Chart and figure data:
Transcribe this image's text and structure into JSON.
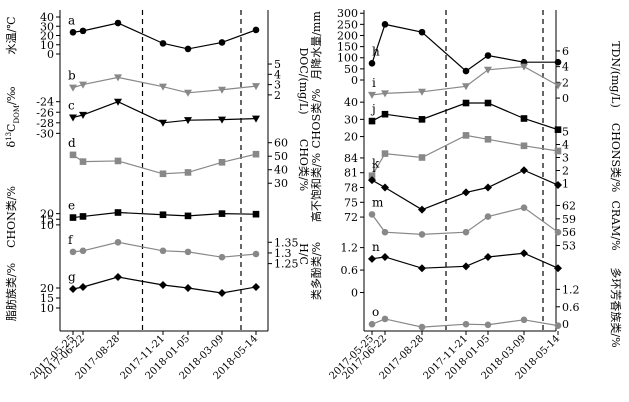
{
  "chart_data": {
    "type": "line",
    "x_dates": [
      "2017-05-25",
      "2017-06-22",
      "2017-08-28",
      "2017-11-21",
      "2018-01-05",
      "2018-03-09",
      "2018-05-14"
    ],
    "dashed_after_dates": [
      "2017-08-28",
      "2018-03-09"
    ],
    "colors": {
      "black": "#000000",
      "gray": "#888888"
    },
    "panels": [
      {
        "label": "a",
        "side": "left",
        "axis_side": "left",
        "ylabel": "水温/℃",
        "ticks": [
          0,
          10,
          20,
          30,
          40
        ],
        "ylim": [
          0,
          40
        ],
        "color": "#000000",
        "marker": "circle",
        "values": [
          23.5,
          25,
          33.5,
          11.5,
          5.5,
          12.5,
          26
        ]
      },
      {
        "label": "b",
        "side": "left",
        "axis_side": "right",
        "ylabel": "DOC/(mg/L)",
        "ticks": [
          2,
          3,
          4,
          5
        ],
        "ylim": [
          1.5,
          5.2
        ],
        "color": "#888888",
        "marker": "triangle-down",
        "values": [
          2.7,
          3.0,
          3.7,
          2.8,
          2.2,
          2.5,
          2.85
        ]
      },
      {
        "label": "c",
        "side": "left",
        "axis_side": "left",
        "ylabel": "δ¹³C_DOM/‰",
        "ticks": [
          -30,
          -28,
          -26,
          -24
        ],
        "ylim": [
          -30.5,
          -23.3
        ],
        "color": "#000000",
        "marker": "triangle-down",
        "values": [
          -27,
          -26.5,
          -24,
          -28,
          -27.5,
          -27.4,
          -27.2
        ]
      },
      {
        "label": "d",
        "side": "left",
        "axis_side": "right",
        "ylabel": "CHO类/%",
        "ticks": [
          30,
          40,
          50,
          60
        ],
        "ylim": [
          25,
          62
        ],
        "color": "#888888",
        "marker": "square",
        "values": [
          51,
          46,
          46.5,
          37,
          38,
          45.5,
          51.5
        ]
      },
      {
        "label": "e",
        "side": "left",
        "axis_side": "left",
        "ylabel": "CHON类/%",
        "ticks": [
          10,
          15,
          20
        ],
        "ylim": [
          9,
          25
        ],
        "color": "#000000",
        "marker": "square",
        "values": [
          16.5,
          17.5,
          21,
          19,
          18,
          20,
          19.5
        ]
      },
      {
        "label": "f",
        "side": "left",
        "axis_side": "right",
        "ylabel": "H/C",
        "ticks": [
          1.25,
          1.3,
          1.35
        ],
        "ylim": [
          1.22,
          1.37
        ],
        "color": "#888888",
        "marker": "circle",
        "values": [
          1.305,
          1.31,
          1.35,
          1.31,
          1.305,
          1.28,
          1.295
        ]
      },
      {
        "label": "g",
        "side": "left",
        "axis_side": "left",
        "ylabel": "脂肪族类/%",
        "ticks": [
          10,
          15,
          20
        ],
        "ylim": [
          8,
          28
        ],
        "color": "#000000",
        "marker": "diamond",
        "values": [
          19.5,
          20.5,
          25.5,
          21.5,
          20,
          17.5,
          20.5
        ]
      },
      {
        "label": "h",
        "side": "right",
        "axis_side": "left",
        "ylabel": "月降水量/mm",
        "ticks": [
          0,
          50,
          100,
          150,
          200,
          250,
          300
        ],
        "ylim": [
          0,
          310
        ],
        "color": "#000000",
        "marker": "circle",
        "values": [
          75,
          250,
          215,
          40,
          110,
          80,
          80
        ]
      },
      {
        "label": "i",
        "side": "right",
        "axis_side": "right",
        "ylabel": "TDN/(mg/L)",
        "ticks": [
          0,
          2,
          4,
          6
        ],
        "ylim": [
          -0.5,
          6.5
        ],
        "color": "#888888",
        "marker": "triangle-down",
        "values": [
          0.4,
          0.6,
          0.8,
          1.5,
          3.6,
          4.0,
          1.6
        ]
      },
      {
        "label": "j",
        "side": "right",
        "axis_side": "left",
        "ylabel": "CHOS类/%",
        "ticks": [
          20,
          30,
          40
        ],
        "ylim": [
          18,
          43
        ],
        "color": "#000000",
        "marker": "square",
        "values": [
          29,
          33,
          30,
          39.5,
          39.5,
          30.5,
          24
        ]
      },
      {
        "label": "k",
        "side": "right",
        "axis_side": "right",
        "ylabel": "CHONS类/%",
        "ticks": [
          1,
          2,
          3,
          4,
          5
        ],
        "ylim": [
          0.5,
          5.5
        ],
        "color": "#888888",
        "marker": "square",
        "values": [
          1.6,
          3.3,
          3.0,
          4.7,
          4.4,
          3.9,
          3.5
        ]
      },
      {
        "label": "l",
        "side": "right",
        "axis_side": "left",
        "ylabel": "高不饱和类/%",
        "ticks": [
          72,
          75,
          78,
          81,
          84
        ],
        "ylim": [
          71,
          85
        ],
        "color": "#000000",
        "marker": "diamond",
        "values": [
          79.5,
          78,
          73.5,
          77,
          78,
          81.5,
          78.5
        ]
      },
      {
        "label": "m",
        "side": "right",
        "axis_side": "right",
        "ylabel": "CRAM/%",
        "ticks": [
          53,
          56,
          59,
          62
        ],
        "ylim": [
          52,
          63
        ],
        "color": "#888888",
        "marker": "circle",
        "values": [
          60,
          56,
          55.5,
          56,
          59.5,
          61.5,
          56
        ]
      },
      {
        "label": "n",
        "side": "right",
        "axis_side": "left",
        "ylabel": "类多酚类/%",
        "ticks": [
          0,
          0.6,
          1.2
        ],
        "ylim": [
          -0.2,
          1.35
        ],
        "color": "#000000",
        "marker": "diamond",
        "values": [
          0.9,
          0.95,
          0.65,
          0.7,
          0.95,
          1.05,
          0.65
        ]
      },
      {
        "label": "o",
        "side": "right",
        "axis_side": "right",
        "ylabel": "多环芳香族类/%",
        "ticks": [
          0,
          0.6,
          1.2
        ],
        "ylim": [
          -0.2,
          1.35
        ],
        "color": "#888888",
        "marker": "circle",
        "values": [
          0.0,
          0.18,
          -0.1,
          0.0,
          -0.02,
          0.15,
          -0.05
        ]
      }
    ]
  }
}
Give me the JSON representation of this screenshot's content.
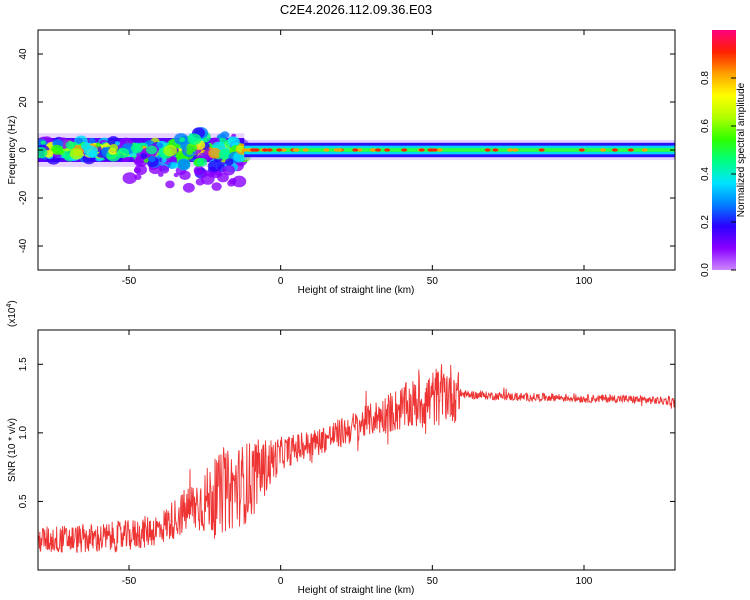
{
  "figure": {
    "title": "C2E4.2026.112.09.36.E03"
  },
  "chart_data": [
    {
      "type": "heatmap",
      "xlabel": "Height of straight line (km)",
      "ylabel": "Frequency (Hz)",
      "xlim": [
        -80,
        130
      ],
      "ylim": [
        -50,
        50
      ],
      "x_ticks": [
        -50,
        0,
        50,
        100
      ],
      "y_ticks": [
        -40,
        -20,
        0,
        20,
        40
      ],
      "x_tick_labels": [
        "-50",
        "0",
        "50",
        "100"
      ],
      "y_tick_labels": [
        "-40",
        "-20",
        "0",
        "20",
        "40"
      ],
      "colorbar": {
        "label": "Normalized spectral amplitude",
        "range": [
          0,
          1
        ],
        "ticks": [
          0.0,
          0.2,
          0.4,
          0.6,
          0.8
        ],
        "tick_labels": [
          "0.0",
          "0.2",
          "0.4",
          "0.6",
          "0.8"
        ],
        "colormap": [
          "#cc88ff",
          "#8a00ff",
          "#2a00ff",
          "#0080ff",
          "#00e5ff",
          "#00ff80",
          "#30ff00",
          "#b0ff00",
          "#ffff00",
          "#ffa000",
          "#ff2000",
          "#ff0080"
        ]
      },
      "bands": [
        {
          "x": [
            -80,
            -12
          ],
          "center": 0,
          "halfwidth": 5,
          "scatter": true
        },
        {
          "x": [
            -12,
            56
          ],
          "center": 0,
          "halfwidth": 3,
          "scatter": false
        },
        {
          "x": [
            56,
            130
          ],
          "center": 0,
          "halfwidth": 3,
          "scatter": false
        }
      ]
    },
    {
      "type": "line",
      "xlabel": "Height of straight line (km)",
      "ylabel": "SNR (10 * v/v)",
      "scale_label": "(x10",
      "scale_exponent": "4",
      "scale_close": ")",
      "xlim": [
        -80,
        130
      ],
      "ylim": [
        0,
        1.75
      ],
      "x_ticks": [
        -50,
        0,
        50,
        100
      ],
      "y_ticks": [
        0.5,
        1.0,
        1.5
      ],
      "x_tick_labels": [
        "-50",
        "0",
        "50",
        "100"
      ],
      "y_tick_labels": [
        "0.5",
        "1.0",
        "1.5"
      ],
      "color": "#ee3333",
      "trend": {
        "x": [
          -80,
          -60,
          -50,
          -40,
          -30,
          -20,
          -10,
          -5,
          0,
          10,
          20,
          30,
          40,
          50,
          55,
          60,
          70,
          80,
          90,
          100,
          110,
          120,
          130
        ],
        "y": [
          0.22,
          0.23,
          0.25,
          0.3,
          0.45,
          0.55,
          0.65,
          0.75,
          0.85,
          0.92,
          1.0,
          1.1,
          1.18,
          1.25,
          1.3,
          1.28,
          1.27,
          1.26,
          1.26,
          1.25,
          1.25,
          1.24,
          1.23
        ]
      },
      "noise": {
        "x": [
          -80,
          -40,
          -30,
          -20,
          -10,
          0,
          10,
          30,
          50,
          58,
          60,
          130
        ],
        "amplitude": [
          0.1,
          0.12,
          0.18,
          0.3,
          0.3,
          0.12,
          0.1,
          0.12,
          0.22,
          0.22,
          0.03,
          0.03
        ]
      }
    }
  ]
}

WRITTEN REQUEST: Return the lines of the records that include the string "this".

RESULT OF THE TASK:
Transcribe this image's text and structure into JSON.
Give me the JSON representation of this screenshot's content.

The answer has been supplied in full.